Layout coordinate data

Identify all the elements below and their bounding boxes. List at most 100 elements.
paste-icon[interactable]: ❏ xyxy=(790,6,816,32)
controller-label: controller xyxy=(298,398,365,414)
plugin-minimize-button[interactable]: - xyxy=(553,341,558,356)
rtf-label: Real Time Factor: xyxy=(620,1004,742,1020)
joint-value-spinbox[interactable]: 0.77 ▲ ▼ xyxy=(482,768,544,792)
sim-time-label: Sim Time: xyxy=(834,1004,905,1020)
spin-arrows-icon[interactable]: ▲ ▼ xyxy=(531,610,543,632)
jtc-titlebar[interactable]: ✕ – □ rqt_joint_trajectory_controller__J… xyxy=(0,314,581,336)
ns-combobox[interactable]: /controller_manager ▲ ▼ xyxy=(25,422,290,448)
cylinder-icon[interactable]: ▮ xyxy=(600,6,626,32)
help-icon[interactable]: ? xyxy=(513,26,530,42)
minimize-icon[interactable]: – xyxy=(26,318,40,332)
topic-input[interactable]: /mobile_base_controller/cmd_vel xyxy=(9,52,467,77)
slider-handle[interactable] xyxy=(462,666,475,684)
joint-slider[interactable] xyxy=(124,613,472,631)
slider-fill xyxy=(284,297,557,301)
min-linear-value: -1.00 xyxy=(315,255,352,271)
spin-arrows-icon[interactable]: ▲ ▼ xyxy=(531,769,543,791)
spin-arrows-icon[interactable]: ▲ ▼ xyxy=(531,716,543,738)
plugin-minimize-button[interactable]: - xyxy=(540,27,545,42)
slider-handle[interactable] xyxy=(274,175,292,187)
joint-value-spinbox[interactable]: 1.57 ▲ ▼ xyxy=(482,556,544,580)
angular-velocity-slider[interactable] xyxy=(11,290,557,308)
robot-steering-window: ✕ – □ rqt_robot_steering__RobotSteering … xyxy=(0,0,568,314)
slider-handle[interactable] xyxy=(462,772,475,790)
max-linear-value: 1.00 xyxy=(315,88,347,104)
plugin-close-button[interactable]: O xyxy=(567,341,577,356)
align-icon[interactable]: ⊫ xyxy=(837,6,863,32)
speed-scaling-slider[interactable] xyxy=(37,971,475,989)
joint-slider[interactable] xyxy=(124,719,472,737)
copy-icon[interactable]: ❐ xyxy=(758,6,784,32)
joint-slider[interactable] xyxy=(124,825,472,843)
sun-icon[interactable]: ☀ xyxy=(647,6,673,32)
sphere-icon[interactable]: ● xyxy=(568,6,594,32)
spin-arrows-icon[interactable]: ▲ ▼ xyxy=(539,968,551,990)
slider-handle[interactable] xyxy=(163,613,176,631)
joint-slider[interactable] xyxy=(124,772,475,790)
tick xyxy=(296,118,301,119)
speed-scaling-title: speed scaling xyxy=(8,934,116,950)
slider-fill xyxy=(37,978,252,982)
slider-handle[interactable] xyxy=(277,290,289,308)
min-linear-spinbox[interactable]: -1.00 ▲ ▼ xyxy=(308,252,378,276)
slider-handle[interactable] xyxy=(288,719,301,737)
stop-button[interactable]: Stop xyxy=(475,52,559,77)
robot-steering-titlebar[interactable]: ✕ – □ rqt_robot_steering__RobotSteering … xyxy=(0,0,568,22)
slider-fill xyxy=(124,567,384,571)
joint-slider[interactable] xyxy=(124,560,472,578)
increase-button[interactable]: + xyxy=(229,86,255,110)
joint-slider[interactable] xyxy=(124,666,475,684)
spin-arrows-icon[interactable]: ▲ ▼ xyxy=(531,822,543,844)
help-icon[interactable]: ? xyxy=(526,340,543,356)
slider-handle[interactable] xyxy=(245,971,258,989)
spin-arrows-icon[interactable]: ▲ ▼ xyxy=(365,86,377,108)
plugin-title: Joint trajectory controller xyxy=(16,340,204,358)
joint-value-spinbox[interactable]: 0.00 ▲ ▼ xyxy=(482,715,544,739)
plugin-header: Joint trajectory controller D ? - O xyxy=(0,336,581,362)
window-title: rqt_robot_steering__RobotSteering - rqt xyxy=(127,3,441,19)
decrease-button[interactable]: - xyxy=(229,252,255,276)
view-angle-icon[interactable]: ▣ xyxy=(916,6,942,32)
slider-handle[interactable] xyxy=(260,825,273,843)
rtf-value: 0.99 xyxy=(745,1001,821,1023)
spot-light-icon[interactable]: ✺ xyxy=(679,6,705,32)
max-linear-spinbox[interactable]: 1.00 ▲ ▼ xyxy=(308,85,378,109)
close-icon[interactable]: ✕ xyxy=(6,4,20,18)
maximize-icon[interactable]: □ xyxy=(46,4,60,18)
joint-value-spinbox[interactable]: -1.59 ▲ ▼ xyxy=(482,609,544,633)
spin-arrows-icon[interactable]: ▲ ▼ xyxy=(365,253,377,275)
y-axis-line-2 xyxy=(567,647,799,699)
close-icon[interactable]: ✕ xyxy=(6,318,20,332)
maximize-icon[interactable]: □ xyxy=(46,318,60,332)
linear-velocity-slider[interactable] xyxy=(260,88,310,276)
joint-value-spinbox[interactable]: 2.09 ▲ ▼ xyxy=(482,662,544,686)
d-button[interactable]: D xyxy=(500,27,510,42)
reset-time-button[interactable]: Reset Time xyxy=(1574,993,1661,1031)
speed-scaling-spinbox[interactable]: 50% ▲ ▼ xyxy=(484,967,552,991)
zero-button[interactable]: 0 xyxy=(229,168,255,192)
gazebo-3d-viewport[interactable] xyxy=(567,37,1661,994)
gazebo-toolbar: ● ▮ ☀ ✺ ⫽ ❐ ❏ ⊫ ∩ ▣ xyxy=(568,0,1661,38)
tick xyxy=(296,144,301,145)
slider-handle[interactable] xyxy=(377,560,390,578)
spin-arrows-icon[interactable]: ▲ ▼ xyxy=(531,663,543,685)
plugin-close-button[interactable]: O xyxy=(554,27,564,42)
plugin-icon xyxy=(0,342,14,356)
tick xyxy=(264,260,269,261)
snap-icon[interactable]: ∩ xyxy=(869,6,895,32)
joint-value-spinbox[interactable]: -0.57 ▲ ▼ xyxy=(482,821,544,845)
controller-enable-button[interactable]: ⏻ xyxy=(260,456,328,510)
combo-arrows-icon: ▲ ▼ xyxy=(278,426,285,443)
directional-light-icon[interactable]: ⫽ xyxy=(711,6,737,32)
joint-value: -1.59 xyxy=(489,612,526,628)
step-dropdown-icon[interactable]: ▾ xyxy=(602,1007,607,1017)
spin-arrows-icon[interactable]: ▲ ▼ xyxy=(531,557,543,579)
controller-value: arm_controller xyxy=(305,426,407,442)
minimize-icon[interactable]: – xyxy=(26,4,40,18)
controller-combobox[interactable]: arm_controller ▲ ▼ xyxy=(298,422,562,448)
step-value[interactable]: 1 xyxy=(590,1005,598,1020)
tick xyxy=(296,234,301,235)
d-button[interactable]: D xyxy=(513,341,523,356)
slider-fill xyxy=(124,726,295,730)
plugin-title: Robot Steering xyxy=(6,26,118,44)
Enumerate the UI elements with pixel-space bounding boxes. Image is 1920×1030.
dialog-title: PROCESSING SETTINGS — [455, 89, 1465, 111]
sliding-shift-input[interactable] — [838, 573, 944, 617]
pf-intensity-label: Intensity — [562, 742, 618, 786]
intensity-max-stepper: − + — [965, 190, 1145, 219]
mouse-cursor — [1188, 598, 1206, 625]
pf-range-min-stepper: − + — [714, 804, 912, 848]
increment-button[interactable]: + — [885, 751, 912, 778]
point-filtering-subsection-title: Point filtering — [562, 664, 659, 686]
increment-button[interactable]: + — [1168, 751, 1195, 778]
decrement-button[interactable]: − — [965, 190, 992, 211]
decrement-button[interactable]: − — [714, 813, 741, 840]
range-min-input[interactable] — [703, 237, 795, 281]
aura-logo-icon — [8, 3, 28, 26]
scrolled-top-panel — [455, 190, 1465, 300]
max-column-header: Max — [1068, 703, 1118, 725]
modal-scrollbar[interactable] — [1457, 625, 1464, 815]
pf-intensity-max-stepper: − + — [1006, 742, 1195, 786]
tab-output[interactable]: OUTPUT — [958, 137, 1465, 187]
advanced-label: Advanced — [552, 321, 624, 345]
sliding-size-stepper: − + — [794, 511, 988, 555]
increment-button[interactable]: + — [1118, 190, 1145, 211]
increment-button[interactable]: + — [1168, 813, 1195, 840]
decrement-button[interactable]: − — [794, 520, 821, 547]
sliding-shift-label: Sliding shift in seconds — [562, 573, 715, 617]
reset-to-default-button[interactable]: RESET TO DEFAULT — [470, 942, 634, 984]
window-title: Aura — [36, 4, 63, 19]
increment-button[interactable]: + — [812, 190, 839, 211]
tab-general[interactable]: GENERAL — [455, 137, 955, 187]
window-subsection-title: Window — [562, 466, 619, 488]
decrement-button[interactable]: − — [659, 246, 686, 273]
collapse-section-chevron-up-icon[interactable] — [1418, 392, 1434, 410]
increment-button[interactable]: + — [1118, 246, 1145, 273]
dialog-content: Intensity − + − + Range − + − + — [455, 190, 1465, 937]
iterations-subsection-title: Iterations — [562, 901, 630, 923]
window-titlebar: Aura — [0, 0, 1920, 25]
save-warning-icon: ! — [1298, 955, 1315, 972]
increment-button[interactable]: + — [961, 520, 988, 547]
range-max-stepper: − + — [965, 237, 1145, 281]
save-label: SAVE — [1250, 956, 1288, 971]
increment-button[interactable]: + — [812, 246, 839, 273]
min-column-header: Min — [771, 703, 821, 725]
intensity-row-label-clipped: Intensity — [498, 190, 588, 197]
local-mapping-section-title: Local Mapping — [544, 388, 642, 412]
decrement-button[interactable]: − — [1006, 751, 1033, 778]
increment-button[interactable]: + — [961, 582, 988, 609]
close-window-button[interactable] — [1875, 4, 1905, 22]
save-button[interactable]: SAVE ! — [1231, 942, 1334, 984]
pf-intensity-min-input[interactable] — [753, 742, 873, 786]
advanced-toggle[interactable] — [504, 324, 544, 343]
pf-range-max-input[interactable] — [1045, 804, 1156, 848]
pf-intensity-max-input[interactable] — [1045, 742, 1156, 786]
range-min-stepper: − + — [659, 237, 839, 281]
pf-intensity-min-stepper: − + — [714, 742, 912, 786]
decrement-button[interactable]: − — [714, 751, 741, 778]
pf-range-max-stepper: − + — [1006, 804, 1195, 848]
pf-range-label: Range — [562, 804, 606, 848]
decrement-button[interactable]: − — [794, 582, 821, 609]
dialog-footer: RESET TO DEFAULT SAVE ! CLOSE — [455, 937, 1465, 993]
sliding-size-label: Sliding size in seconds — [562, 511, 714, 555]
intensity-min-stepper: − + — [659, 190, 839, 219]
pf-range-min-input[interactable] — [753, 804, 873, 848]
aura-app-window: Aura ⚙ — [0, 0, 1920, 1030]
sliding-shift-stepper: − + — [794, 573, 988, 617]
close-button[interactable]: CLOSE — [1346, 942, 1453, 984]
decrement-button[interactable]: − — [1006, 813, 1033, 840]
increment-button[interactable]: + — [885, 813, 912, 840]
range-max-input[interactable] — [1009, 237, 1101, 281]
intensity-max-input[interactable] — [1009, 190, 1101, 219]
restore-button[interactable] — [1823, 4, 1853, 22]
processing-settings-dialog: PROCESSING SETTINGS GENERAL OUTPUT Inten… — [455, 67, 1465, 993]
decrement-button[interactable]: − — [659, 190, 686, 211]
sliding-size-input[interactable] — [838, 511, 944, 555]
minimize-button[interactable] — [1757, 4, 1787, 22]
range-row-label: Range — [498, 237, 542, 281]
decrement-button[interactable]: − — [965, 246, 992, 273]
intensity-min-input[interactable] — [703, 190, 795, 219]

__What this task involves__: Rewrite the material from its first line through the line containing "rtf-label: Real Time", renaming "paste-icon" to "clipboard-icon" and leaving everything else as it is.

__Expected answer__:
Identify all the elements below and their bounding boxes. List at most 100 elements.
clipboard-icon[interactable]: ❏ xyxy=(790,6,816,32)
controller-label: controller xyxy=(298,398,365,414)
plugin-minimize-button[interactable]: - xyxy=(553,341,558,356)
rtf-label: Real Time Factor: xyxy=(620,1004,742,1020)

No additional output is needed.